* **TASK OBJECTIVE**
Among the lines below, list those containing the string "scene".

(Rows from a dataset)
(begin)

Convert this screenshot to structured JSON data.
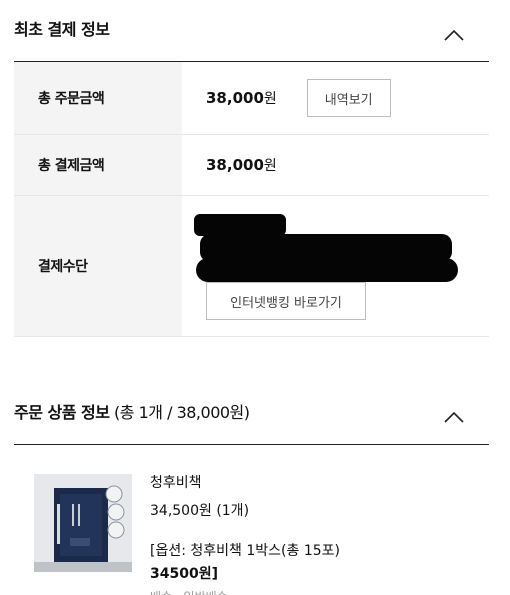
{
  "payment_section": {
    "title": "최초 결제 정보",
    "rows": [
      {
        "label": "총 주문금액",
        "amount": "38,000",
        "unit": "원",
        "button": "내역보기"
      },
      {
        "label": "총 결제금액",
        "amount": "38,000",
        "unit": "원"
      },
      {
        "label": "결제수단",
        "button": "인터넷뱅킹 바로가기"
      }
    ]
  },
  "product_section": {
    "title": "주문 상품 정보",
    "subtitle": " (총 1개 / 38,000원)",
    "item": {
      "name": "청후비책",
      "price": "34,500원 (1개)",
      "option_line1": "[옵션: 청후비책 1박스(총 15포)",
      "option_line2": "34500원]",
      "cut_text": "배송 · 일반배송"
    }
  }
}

(end)
(begin)

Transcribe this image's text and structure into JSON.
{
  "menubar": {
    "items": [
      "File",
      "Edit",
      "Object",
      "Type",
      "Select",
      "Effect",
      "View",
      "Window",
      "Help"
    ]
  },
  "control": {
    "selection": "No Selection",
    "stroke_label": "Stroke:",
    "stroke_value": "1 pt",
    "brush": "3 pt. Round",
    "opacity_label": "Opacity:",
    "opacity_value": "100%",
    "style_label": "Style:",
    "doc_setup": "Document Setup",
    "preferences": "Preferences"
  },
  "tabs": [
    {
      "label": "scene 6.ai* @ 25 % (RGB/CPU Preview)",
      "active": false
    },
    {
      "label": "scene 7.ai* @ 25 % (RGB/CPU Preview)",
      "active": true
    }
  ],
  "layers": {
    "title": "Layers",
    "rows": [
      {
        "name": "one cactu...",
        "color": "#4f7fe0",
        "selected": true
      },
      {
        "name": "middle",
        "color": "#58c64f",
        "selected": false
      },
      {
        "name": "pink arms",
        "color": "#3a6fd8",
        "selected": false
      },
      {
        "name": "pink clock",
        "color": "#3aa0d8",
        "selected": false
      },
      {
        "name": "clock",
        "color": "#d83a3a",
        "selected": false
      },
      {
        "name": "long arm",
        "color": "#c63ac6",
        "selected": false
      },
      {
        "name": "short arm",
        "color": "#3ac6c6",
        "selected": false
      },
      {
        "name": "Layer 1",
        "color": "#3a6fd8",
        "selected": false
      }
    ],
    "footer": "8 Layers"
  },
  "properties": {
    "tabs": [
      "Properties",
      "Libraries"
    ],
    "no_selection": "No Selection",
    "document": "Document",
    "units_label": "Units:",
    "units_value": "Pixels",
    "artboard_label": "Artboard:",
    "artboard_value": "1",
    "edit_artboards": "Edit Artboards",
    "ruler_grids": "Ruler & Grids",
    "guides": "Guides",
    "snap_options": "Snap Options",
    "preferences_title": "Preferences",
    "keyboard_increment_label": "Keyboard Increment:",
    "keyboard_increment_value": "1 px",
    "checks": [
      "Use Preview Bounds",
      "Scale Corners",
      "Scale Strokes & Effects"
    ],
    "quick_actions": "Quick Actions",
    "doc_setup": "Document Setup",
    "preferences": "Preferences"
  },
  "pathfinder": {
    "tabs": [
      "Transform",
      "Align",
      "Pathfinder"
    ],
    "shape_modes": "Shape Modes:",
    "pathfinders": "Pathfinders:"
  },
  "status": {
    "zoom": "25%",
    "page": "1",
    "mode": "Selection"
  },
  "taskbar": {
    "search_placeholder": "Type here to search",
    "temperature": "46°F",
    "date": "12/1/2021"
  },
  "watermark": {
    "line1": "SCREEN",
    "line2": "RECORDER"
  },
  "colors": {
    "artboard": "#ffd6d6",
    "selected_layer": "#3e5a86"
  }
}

(end)

* **SOLUTION TO THE PROBLEM**
      "label": "scene 6.ai* @ 25 % (RGB/CPU Preview)",
      "label": "scene 7.ai* @ 25 % (RGB/CPU Preview)",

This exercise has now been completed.